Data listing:
------------------------------------

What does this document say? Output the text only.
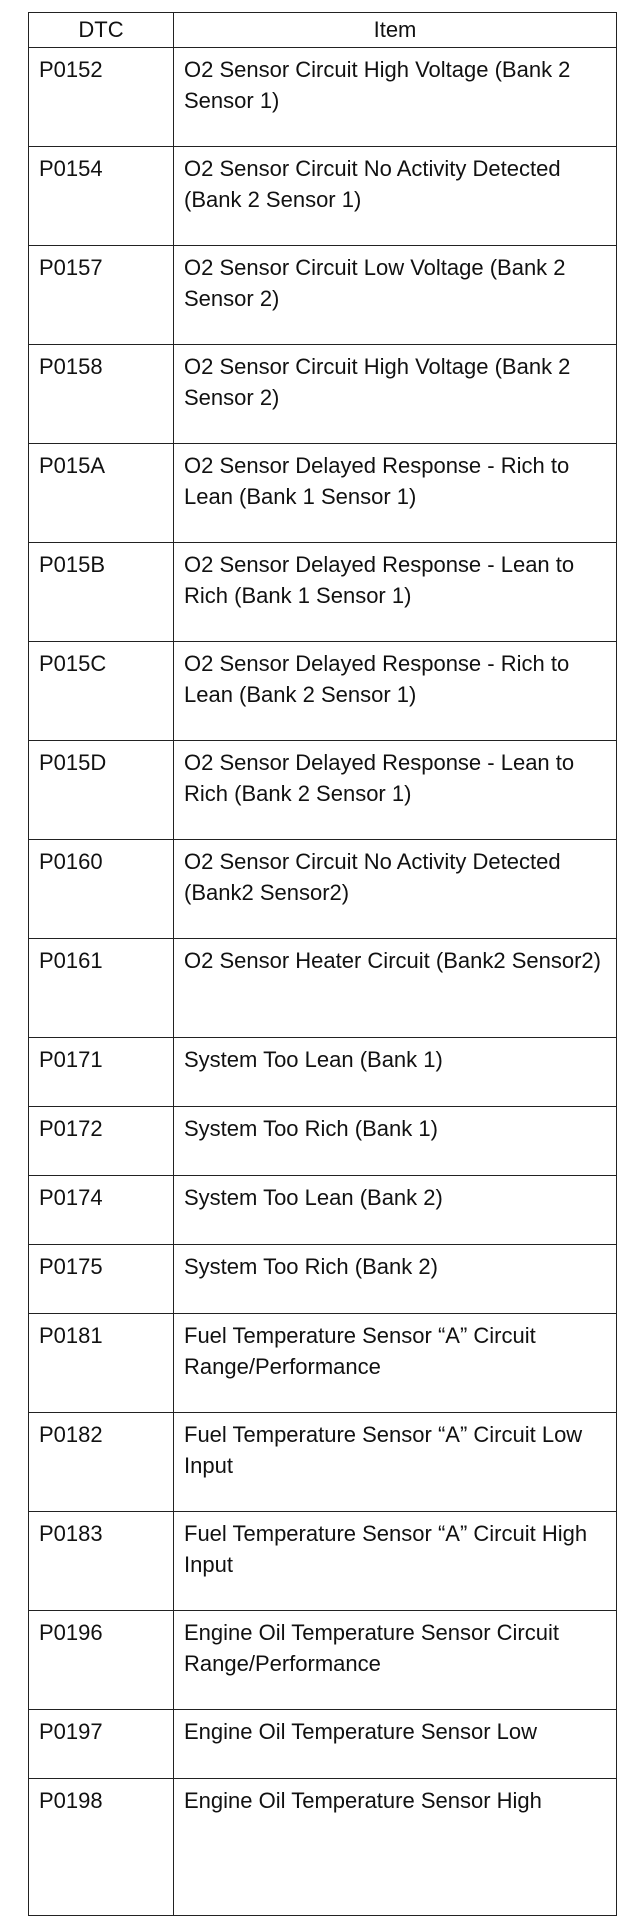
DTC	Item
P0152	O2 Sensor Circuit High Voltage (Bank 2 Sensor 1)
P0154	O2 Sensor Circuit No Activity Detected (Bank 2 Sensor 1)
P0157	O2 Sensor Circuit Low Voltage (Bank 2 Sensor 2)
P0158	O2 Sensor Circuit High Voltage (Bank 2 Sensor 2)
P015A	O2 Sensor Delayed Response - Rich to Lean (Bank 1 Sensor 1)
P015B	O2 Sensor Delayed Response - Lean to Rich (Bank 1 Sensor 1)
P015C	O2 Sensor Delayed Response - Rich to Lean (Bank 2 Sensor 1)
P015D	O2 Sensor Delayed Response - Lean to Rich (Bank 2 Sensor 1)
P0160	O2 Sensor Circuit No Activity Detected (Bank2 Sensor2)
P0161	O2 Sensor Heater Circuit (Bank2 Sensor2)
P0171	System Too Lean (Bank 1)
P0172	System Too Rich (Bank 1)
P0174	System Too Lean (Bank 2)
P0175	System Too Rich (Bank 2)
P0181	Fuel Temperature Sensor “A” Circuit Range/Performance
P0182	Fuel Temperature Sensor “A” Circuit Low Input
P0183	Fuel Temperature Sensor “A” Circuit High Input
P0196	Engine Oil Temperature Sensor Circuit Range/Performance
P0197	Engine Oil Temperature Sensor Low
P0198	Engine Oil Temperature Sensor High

------------------------------------

* _Aim_:
Reproduce every line exactly and omit all pictures.

* _Reply to the exercise_:
What does this document say? Output the text only.
DTC	Item
P0152	O2 Sensor Circuit High Voltage (Bank 2 Sensor 1)
P0154	O2 Sensor Circuit No Activity Detected (Bank 2 Sensor 1)
P0157	O2 Sensor Circuit Low Voltage (Bank 2 Sensor 2)
P0158	O2 Sensor Circuit High Voltage (Bank 2 Sensor 2)
P015A	O2 Sensor Delayed Response - Rich to Lean (Bank 1 Sensor 1)
P015B	O2 Sensor Delayed Response - Lean to Rich (Bank 1 Sensor 1)
P015C	O2 Sensor Delayed Response - Rich to Lean (Bank 2 Sensor 1)
P015D	O2 Sensor Delayed Response - Lean to Rich (Bank 2 Sensor 1)
P0160	O2 Sensor Circuit No Activity Detected (Bank2 Sensor2)
P0161	O2 Sensor Heater Circuit (Bank2 Sensor2)
P0171	System Too Lean (Bank 1)
P0172	System Too Rich (Bank 1)
P0174	System Too Lean (Bank 2)
P0175	System Too Rich (Bank 2)
P0181	Fuel Temperature Sensor “A” Circuit Range/Performance
P0182	Fuel Temperature Sensor “A” Circuit Low Input
P0183	Fuel Temperature Sensor “A” Circuit High Input
P0196	Engine Oil Temperature Sensor Circuit Range/Performance
P0197	Engine Oil Temperature Sensor Low
P0198	Engine Oil Temperature Sensor High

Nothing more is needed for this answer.